DATASET RECORDS »

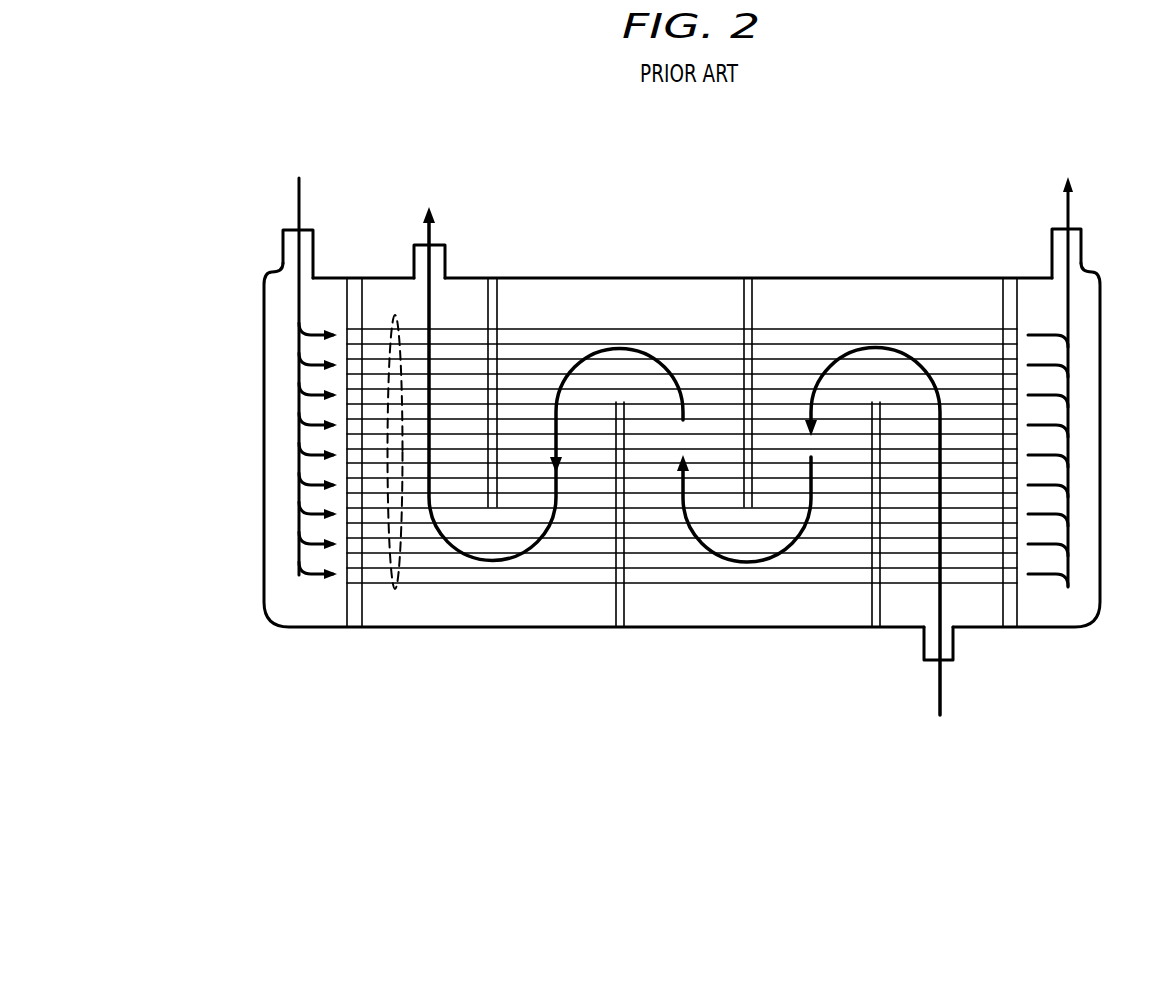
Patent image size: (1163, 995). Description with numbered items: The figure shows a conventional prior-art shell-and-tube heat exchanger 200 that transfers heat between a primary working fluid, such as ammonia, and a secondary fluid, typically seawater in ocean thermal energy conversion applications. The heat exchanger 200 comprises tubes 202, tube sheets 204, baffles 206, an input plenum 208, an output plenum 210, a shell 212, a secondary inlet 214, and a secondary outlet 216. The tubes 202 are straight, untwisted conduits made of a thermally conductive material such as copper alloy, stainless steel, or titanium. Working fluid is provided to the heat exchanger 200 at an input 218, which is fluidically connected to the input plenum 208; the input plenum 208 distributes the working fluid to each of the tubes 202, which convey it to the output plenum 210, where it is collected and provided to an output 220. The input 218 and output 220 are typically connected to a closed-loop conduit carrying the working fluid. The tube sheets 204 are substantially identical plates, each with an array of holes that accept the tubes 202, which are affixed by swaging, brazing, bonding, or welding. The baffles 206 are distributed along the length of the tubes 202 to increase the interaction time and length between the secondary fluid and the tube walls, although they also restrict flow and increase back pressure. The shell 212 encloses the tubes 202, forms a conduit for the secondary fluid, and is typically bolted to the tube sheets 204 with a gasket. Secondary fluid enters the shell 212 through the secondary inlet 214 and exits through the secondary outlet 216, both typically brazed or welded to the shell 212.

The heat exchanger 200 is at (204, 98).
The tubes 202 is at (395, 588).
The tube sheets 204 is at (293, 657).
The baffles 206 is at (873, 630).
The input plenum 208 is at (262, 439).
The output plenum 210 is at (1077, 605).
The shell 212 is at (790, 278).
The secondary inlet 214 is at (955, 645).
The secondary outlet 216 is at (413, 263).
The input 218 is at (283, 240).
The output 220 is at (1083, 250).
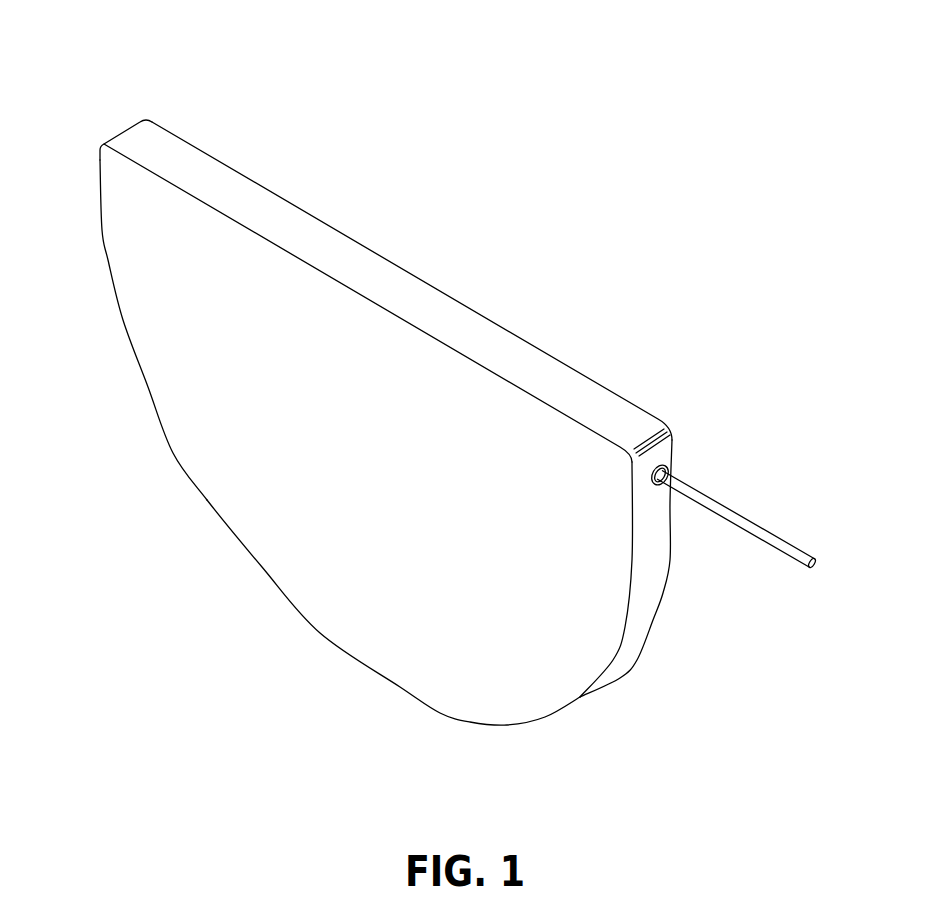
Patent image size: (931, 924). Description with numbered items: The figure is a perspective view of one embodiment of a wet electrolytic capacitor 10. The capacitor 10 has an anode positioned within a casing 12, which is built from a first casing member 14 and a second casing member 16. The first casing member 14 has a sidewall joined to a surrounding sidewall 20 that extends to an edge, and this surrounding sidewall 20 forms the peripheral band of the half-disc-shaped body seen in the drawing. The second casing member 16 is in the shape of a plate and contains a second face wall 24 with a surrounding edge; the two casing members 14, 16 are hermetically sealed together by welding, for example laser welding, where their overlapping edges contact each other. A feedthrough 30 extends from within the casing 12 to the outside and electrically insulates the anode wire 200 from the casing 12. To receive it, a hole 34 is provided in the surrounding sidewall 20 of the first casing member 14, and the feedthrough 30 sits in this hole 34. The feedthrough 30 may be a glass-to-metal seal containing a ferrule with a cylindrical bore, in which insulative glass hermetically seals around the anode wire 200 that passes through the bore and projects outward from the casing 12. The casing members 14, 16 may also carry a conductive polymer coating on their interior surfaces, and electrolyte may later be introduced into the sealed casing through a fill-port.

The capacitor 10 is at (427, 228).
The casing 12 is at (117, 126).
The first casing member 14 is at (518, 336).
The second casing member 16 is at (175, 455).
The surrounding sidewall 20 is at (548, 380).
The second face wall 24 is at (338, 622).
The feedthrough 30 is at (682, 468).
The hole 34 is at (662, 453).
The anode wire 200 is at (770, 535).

EXERCISE GOAL »
Could you write out all the entries above again with "Patent image size" replaced by "Drawing size", leaving everything else unchanged and the pictures out?

OUTPUT »
Drawing size: (1163, 995). Description with numbered items: The figure shows a conventional prior-art shell-and-tube heat exchanger 200 that transfers heat between a primary working fluid, such as ammonia, and a secondary fluid, typically seawater in ocean thermal energy conversion applications. The heat exchanger 200 comprises tubes 202, tube sheets 204, baffles 206, an input plenum 208, an output plenum 210, a shell 212, a secondary inlet 214, and a secondary outlet 216. The tubes 202 are straight, untwisted conduits made of a thermally conductive material such as copper alloy, stainless steel, or titanium. Working fluid is provided to the heat exchanger 200 at an input 218, which is fluidically connected to the input plenum 208; the input plenum 208 distributes the working fluid to each of the tubes 202, which convey it to the output plenum 210, where it is collected and provided to an output 220. The input 218 and output 220 are typically connected to a closed-loop conduit carrying the working fluid. The tube sheets 204 are substantially identical plates, each with an array of holes that accept the tubes 202, which are affixed by swaging, brazing, bonding, or welding. The baffles 206 are distributed along the length of the tubes 202 to increase the interaction time and length between the secondary fluid and the tube walls, although they also restrict flow and increase back pressure. The shell 212 encloses the tubes 202, forms a conduit for the secondary fluid, and is typically bolted to the tube sheets 204 with a gasket. Secondary fluid enters the shell 212 through the secondary inlet 214 and exits through the secondary outlet 216, both typically brazed or welded to the shell 212.

The heat exchanger 200 is at (204, 98).
The tubes 202 is at (395, 588).
The tube sheets 204 is at (293, 657).
The baffles 206 is at (873, 630).
The input plenum 208 is at (262, 439).
The output plenum 210 is at (1077, 605).
The shell 212 is at (790, 278).
The secondary inlet 214 is at (955, 645).
The secondary outlet 216 is at (413, 263).
The input 218 is at (283, 240).
The output 220 is at (1083, 250).
Drawing size: (931, 924). Description with numbered items: The figure is a perspective view of one embodiment of a wet electrolytic capacitor 10. The capacitor 10 has an anode positioned within a casing 12, which is built from a first casing member 14 and a second casing member 16. The first casing member 14 has a sidewall joined to a surrounding sidewall 20 that extends to an edge, and this surrounding sidewall 20 forms the peripheral band of the half-disc-shaped body seen in the drawing. The second casing member 16 is in the shape of a plate and contains a second face wall 24 with a surrounding edge; the two casing members 14, 16 are hermetically sealed together by welding, for example laser welding, where their overlapping edges contact each other. A feedthrough 30 extends from within the casing 12 to the outside and electrically insulates the anode wire 200 from the casing 12. To receive it, a hole 34 is provided in the surrounding sidewall 20 of the first casing member 14, and the feedthrough 30 sits in this hole 34. The feedthrough 30 may be a glass-to-metal seal containing a ferrule with a cylindrical bore, in which insulative glass hermetically seals around the anode wire 200 that passes through the bore and projects outward from the casing 12. The casing members 14, 16 may also carry a conductive polymer coating on their interior surfaces, and electrolyte may later be introduced into the sealed casing through a fill-port.

The capacitor 10 is at (427, 228).
The casing 12 is at (117, 126).
The first casing member 14 is at (518, 336).
The second casing member 16 is at (175, 455).
The surrounding sidewall 20 is at (548, 380).
The second face wall 24 is at (338, 622).
The feedthrough 30 is at (682, 468).
The hole 34 is at (662, 453).
The anode wire 200 is at (770, 535).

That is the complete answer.